__What to work on__. Copy, from the entries below, each line in which the string "number" appears.

Lines of data
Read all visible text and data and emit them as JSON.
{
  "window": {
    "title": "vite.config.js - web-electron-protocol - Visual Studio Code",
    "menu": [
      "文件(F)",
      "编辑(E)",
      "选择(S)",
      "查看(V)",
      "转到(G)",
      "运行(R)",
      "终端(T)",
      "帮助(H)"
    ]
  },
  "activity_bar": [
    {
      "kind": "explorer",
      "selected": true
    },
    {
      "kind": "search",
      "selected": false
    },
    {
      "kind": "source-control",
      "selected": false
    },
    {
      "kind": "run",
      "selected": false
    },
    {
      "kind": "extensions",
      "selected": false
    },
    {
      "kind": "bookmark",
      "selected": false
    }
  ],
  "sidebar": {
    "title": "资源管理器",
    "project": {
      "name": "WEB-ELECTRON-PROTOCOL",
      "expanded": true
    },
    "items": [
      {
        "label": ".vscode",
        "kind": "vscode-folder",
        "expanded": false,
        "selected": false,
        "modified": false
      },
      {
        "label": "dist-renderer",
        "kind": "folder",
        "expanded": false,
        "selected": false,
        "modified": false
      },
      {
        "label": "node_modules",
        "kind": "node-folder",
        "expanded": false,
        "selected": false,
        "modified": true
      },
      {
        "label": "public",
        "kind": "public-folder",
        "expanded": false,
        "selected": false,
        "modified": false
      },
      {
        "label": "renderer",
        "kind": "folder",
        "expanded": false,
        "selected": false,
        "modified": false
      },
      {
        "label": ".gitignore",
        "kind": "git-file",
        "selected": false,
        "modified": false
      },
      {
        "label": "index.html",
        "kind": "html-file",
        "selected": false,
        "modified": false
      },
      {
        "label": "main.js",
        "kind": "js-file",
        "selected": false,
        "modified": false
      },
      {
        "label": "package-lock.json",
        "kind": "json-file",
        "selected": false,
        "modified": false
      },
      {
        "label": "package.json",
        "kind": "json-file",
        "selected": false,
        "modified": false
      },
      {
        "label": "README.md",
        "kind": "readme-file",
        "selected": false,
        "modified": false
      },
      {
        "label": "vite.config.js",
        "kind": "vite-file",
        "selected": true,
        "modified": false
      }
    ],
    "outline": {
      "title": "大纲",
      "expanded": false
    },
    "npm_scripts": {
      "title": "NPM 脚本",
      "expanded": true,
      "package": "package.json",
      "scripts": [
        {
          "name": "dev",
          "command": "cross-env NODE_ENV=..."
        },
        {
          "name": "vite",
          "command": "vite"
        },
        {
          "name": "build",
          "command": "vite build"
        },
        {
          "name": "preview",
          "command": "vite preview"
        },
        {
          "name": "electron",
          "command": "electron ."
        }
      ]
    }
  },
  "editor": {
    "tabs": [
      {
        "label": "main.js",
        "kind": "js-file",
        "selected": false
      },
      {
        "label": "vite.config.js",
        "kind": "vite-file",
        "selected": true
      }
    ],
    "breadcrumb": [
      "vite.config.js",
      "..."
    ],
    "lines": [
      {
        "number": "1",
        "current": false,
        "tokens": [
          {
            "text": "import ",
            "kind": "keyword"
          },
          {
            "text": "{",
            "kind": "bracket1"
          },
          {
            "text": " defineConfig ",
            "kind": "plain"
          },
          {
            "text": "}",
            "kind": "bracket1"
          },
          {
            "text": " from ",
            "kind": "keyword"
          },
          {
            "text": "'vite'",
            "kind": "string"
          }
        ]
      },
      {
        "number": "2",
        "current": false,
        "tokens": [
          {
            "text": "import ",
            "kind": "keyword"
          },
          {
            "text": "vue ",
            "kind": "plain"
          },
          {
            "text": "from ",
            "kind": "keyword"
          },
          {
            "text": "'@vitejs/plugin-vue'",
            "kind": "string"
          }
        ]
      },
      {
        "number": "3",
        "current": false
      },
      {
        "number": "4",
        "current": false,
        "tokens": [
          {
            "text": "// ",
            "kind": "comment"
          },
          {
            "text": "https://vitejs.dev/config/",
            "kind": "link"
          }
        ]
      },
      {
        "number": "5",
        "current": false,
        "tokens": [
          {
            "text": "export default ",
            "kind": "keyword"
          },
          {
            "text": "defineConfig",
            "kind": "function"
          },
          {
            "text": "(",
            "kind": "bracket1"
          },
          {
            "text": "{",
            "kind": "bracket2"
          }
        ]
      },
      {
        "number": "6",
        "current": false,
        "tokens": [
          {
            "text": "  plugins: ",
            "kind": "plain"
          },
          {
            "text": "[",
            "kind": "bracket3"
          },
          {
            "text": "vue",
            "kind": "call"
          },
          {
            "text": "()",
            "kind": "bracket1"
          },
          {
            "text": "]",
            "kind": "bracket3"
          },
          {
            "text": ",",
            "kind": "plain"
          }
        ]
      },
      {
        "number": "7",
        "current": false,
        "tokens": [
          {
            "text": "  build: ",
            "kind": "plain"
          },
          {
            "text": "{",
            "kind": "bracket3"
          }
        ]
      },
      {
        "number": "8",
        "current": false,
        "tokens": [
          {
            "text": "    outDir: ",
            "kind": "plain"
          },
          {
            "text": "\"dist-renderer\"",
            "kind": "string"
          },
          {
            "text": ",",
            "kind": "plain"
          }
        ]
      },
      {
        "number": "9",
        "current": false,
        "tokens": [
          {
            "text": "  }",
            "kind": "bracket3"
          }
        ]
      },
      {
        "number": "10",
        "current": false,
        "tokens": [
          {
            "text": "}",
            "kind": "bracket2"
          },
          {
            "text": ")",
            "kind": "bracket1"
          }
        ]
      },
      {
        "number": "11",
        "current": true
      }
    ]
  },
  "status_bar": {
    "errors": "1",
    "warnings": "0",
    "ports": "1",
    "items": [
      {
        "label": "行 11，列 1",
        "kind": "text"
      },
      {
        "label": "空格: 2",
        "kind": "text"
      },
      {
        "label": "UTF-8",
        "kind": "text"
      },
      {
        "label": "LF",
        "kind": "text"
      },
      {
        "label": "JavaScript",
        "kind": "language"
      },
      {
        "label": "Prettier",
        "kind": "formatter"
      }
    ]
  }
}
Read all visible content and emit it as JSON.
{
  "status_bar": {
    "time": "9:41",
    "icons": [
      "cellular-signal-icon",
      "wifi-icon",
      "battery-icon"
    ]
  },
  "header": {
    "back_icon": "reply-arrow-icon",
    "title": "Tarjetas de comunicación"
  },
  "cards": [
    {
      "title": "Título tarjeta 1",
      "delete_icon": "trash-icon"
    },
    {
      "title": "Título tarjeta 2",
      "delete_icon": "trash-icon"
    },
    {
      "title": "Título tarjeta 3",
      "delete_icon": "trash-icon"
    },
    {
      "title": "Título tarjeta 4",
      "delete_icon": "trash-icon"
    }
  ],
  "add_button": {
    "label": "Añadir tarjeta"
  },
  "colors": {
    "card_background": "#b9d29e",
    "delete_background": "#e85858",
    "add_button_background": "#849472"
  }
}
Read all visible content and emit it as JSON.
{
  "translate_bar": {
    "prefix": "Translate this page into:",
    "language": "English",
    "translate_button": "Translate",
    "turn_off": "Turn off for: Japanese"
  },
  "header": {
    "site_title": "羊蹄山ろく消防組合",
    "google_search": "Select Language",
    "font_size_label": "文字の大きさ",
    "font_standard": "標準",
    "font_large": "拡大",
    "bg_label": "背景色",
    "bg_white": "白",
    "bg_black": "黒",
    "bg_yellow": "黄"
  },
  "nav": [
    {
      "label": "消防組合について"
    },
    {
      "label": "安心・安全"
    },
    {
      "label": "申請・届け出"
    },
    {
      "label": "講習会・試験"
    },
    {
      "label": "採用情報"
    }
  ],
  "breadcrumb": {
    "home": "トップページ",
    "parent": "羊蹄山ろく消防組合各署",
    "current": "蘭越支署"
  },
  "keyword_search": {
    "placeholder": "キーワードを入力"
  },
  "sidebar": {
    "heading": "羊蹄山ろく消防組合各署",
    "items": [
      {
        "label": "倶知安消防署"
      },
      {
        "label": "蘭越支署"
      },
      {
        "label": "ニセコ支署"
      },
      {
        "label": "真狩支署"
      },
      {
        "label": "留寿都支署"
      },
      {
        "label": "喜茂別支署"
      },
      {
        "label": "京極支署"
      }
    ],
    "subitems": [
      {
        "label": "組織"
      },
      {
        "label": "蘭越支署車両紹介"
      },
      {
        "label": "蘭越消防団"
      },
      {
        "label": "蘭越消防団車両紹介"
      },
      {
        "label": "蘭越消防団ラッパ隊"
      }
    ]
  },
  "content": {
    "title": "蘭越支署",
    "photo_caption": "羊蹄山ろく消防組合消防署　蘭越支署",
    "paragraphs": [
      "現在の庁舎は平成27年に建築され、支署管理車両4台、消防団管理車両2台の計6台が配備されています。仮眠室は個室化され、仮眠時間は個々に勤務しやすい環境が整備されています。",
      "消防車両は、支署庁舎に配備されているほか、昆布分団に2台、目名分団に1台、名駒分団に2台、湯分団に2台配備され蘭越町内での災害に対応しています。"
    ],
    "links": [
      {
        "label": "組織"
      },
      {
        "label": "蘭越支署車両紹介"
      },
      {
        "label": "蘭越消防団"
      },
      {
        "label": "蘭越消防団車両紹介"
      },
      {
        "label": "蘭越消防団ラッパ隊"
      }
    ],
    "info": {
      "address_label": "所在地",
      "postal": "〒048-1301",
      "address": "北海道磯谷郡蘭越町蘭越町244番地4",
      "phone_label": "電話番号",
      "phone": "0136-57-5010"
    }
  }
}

__Task response__.
        "number": "1",
        "number": "2",
        "number": "3",
        "number": "4",
        "number": "5",
        "number": "6",
        "number": "7",
        "number": "8",
        "number": "9",
        "number": "10",
        "number": "11",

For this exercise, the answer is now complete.